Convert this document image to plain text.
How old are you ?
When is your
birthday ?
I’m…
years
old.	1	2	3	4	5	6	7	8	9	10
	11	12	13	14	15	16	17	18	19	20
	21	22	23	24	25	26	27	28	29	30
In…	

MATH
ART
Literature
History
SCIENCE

******************************

▶ **Set problem**: Copy all data exactly, start to finish.

▶ **Written answer**:
Convert this document image to plain text.
How old are you ?
When is your
birthday ?
I’m…
years
old.	1	2	3	4	5	6	7	8	9	10
	11	12	13	14	15	16	17	18	19	20
	21	22	23	24	25	26	27	28	29	30
In…	

MATH
ART
Literature
History
SCIENCE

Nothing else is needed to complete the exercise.